▶ **Excerpt provided**

##########

His invincibility is underlined by the Baba Theme track which goes – I exaggerate not – “Dekho dekho dekho dekho dekho dekho dekho dekho dekho dekho dekho aaya / He’s the Baba, he’s the Baba, he’s the
Baba / le aaya tera baap.”
As every Bollywood buff knows, these
lyrics allude to Dutt’s infantile real-life nickname, which serves to stress his
public image of an overgrown, golden-hearted baby who is too innocent to know
what he is doing when he messes up. There is not an atom of fierceness in the
teddy-bear-like sobriquet, so using it in this film makes no sense since he
plays a royal with a reputation for ruthlessness and violence here.
This is the first hint of
Dhulia’s seeming disinterest in this project, which appears to have been
slapped together to give everyone on the team something to do. In SB&G3, we are back with Aditya Pratap Singh (Sheirgill), member of a
former princely family trying to retain some significance by having a political
career in a post-Independence India that no longer recognises royalty and
titles although the families themselves hold on to “His Highness”, “Yuvraaj”, “Kunwar”

##########

▶ **Excerpted data**
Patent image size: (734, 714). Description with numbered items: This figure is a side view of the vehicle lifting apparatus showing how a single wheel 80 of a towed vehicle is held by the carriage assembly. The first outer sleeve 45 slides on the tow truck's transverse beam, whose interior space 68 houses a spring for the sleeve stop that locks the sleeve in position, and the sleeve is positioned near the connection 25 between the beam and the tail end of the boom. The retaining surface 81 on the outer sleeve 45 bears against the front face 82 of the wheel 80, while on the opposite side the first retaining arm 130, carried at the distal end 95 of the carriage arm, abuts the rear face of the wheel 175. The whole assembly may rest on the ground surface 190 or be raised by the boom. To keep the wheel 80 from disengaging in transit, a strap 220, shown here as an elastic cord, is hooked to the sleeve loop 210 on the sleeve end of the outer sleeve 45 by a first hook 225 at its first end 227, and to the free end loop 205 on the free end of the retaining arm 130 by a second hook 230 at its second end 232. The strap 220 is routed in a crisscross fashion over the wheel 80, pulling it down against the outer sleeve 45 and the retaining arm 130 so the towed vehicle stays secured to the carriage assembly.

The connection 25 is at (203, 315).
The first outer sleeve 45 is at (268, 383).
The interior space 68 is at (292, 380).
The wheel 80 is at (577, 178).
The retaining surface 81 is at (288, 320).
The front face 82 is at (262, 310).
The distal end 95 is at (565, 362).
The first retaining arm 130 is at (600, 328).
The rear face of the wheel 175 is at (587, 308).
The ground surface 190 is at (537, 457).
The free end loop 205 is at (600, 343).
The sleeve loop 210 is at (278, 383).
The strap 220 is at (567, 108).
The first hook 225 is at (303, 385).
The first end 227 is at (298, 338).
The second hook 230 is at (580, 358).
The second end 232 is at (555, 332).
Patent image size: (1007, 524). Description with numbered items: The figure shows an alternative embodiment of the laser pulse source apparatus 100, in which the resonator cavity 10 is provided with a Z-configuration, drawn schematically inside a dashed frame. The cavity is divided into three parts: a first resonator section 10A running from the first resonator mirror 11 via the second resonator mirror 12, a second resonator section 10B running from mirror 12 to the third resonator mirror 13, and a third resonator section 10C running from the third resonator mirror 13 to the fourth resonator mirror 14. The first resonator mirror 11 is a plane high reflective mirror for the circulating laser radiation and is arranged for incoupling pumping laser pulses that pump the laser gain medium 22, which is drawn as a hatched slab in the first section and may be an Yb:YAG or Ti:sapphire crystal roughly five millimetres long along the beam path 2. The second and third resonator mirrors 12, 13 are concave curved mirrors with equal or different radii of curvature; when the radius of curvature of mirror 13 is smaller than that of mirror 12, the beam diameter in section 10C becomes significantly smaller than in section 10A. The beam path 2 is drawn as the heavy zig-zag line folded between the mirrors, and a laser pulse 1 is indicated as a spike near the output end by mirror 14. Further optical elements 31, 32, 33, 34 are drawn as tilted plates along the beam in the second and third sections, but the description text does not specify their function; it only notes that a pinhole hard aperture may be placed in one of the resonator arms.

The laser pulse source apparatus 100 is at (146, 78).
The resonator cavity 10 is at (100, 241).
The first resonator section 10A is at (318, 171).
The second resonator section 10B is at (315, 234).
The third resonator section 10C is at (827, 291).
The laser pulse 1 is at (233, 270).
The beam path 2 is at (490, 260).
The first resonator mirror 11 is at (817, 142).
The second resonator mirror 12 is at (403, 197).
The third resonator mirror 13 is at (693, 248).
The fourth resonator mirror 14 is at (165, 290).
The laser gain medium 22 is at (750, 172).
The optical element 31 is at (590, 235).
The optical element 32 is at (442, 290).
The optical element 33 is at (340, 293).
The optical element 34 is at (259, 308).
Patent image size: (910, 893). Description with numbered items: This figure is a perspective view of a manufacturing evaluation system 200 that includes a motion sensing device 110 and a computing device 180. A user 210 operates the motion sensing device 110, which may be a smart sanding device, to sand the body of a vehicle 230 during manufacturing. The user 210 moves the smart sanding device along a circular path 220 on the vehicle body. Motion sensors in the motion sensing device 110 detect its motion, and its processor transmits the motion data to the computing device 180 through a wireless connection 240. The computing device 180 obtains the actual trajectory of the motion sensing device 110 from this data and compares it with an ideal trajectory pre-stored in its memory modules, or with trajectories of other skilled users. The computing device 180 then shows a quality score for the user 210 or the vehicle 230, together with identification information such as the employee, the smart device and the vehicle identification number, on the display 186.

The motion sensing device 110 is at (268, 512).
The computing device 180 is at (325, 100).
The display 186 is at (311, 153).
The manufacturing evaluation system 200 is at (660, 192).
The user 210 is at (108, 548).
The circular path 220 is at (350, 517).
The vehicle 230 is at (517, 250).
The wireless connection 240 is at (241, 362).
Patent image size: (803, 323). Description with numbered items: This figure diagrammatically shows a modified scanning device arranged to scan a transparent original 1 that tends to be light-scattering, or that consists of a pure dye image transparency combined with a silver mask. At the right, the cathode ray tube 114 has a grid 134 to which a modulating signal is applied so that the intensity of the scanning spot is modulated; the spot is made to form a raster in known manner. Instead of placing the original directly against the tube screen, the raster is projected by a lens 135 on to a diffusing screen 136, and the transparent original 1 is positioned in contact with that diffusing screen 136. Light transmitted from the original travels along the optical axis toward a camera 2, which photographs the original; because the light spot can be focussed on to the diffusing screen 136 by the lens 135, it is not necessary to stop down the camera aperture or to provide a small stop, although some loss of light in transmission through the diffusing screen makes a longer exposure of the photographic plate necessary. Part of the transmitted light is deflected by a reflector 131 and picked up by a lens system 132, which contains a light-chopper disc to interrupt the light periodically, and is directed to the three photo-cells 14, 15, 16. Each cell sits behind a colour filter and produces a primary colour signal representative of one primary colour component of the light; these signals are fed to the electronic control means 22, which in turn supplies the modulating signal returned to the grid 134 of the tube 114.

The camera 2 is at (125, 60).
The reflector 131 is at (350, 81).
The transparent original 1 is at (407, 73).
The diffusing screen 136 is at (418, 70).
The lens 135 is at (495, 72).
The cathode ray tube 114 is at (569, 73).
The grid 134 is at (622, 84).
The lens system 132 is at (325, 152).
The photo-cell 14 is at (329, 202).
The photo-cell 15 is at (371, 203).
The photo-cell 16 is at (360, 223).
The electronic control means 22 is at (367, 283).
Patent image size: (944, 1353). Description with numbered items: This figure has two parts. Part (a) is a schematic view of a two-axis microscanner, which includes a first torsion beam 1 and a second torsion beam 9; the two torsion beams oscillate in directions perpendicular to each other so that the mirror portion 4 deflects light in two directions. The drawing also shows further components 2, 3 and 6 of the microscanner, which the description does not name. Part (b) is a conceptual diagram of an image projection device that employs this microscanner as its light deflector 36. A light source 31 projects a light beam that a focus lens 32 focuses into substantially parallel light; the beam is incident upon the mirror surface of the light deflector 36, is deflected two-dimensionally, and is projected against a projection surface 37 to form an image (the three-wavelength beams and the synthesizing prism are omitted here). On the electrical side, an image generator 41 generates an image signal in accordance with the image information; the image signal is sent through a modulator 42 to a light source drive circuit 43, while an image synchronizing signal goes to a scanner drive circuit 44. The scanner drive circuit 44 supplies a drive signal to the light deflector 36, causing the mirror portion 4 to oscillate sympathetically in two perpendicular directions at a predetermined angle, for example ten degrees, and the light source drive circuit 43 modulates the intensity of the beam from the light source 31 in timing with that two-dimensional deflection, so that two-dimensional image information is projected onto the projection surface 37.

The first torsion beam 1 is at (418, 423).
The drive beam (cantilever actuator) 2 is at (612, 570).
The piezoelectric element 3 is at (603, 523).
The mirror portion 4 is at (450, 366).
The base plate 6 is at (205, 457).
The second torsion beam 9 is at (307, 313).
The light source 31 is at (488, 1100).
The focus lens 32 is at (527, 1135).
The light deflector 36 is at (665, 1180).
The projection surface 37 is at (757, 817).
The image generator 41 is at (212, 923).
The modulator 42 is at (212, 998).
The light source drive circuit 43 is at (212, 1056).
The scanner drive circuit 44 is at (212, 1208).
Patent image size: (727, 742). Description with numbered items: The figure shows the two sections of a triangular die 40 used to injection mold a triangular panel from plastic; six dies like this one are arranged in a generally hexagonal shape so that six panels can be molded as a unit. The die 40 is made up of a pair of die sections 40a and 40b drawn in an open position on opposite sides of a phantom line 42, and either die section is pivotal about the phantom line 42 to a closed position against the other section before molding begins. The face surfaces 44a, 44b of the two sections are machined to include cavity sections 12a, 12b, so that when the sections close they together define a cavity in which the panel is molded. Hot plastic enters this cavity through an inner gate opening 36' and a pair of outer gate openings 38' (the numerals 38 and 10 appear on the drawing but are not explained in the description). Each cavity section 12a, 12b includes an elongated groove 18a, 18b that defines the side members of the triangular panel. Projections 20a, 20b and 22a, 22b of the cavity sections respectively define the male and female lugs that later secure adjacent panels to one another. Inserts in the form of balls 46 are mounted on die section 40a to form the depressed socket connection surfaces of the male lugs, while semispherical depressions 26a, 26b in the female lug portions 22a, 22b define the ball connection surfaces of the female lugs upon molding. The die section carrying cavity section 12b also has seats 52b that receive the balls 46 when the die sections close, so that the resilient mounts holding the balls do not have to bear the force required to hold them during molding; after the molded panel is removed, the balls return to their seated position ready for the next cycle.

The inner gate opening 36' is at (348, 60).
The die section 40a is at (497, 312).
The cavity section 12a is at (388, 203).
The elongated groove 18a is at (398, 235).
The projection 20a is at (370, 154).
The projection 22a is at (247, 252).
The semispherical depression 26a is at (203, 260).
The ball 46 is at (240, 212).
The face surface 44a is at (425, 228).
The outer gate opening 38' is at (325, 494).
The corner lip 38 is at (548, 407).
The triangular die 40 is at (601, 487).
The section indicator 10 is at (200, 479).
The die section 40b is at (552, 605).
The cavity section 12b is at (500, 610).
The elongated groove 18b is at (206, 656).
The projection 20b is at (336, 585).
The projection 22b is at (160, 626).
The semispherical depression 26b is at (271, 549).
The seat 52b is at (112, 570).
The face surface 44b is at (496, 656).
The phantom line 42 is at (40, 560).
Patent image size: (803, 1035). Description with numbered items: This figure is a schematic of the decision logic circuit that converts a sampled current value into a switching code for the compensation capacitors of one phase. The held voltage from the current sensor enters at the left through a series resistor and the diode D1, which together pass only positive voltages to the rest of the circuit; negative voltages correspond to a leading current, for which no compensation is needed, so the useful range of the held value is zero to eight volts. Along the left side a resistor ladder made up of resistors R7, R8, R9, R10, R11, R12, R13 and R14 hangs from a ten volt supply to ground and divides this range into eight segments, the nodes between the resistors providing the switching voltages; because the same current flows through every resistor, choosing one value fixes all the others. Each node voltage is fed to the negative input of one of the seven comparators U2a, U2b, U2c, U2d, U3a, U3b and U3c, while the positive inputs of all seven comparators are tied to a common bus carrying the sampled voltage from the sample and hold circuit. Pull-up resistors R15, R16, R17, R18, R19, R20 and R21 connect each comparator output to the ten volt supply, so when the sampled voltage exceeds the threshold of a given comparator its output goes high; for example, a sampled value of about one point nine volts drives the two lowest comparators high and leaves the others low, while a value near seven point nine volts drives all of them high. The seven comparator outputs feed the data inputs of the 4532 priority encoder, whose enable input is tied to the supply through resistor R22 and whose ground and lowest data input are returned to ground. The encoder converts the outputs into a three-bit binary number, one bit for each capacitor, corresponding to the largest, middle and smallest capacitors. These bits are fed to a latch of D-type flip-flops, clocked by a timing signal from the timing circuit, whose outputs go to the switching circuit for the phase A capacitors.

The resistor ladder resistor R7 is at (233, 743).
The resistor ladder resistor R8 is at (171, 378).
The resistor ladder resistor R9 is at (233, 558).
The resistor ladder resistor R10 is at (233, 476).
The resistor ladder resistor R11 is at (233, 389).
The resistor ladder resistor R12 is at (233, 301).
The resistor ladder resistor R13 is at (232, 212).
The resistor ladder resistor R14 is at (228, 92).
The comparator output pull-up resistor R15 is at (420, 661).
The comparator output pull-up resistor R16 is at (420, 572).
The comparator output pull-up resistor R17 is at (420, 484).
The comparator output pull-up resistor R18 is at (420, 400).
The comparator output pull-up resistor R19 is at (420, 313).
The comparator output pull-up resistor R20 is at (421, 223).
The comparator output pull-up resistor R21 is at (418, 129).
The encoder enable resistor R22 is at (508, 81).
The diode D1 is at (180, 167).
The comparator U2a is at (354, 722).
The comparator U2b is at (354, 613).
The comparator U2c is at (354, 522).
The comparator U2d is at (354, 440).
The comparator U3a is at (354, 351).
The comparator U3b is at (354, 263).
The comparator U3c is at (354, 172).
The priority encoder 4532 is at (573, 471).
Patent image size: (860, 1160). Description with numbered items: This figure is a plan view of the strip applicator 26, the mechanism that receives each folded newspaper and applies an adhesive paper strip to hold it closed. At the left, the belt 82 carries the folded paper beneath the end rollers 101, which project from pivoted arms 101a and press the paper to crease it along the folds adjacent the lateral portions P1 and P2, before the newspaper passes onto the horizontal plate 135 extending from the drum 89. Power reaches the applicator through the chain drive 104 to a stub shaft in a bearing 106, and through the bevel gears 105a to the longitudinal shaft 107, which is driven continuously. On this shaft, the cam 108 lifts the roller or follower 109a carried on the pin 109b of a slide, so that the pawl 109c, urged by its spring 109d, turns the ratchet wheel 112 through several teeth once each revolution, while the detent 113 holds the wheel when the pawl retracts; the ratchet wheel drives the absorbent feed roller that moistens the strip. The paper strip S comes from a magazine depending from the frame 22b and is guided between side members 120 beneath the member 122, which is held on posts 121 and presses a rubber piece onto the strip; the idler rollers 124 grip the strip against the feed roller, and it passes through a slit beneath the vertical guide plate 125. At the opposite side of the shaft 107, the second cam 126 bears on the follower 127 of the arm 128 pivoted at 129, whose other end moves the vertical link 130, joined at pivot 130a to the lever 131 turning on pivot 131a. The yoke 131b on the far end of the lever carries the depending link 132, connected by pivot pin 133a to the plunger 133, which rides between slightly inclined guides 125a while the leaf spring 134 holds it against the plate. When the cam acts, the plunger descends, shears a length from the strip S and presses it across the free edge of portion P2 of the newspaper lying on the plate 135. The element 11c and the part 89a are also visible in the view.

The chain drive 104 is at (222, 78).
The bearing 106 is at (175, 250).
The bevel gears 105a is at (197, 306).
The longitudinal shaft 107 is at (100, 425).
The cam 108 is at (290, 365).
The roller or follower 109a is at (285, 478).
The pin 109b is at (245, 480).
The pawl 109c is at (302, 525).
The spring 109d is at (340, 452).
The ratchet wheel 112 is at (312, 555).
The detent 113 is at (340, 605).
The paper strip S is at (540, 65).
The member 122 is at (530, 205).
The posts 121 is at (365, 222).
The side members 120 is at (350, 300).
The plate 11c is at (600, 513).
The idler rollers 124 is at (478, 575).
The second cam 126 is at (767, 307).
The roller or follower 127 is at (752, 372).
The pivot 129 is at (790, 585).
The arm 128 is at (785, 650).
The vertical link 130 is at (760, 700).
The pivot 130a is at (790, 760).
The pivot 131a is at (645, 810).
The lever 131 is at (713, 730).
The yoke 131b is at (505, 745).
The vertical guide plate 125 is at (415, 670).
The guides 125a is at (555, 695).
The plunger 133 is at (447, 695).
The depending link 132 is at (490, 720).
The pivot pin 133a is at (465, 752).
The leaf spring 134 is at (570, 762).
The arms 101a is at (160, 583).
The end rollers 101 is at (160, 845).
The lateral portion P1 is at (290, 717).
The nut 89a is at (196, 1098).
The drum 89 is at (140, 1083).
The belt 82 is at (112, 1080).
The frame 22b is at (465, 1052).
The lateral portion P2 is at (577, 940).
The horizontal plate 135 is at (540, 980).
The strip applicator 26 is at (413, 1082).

##########

▶ **The exercise**
Can you transcribe the film review word for word, starting at "His invincibility is" and stopping after "and violence here."? You won't need the lines to do this.

▶ **Reply**
His invincibility is underlined by the Baba Theme track which goes – I exaggerate not – “Dekho dekho dekho dekho dekho dekho dekho dekho dekho dekho dekho aaya / He’s the Baba, he’s the Baba, he’s the
Baba / le aaya tera baap.”
As every Bollywood buff knows, these
lyrics allude to Dutt’s infantile real-life nickname, which serves to stress his
public image of an overgrown, golden-hearted baby who is too innocent to know
what he is doing when he messes up. There is not an atom of fierceness in the
teddy-bear-like sobriquet, so using it in this film makes no sense since he
plays a royal with a reputation for ruthlessness and violence here.